* Collected data entries
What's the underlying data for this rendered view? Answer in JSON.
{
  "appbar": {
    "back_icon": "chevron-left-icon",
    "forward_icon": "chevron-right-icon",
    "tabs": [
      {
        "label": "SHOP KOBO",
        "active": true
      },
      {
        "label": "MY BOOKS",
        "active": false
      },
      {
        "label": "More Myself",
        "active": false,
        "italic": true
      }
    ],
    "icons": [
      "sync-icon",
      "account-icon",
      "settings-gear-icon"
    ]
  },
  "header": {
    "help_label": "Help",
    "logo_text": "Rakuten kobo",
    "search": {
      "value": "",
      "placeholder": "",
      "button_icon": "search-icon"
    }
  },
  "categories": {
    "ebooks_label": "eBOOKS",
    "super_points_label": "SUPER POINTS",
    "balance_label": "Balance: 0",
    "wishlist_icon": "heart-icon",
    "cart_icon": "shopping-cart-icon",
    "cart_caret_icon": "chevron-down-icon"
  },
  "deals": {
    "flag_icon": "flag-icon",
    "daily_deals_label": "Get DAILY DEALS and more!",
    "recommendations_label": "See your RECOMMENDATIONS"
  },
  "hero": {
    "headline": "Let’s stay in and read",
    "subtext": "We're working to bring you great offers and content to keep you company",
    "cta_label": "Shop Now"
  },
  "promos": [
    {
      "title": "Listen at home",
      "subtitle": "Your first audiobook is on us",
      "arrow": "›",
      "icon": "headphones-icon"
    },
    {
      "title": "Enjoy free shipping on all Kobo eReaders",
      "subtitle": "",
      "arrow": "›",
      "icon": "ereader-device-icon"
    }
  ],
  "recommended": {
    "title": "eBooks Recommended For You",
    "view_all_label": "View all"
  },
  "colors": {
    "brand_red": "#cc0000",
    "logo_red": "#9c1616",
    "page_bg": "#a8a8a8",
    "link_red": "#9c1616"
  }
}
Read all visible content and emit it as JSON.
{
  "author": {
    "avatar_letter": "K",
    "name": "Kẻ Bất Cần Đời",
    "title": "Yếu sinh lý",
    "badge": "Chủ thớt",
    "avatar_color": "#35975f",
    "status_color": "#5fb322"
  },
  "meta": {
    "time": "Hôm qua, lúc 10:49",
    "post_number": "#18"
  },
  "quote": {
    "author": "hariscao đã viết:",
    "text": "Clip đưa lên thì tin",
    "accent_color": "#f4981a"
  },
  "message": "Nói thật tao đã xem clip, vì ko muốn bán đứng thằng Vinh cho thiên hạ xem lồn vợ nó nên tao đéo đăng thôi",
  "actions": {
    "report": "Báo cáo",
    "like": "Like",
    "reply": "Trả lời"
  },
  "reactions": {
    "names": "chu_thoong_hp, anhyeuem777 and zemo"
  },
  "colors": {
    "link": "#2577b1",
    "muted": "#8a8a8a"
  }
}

* GIVEN INSTRUCTION
Reproduce the data, keeping every line exactly the same.

* EXERCISE RESULT
What's the underlying data for this rendered view? Answer in JSON.
{
  "appbar": {
    "back_icon": "chevron-left-icon",
    "forward_icon": "chevron-right-icon",
    "tabs": [
      {
        "label": "SHOP KOBO",
        "active": true
      },
      {
        "label": "MY BOOKS",
        "active": false
      },
      {
        "label": "More Myself",
        "active": false,
        "italic": true
      }
    ],
    "icons": [
      "sync-icon",
      "account-icon",
      "settings-gear-icon"
    ]
  },
  "header": {
    "help_label": "Help",
    "logo_text": "Rakuten kobo",
    "search": {
      "value": "",
      "placeholder": "",
      "button_icon": "search-icon"
    }
  },
  "categories": {
    "ebooks_label": "eBOOKS",
    "super_points_label": "SUPER POINTS",
    "balance_label": "Balance: 0",
    "wishlist_icon": "heart-icon",
    "cart_icon": "shopping-cart-icon",
    "cart_caret_icon": "chevron-down-icon"
  },
  "deals": {
    "flag_icon": "flag-icon",
    "daily_deals_label": "Get DAILY DEALS and more!",
    "recommendations_label": "See your RECOMMENDATIONS"
  },
  "hero": {
    "headline": "Let’s stay in and read",
    "subtext": "We're working to bring you great offers and content to keep you company",
    "cta_label": "Shop Now"
  },
  "promos": [
    {
      "title": "Listen at home",
      "subtitle": "Your first audiobook is on us",
      "arrow": "›",
      "icon": "headphones-icon"
    },
    {
      "title": "Enjoy free shipping on all Kobo eReaders",
      "subtitle": "",
      "arrow": "›",
      "icon": "ereader-device-icon"
    }
  ],
  "recommended": {
    "title": "eBooks Recommended For You",
    "view_all_label": "View all"
  },
  "colors": {
    "brand_red": "#cc0000",
    "logo_red": "#9c1616",
    "page_bg": "#a8a8a8",
    "link_red": "#9c1616"
  }
}
Read all visible content and emit it as JSON.
{
  "author": {
    "avatar_letter": "K",
    "name": "Kẻ Bất Cần Đời",
    "title": "Yếu sinh lý",
    "badge": "Chủ thớt",
    "avatar_color": "#35975f",
    "status_color": "#5fb322"
  },
  "meta": {
    "time": "Hôm qua, lúc 10:49",
    "post_number": "#18"
  },
  "quote": {
    "author": "hariscao đã viết:",
    "text": "Clip đưa lên thì tin",
    "accent_color": "#f4981a"
  },
  "message": "Nói thật tao đã xem clip, vì ko muốn bán đứng thằng Vinh cho thiên hạ xem lồn vợ nó nên tao đéo đăng thôi",
  "actions": {
    "report": "Báo cáo",
    "like": "Like",
    "reply": "Trả lời"
  },
  "reactions": {
    "names": "chu_thoong_hp, anhyeuem777 and zemo"
  },
  "colors": {
    "link": "#2577b1",
    "muted": "#8a8a8a"
  }
}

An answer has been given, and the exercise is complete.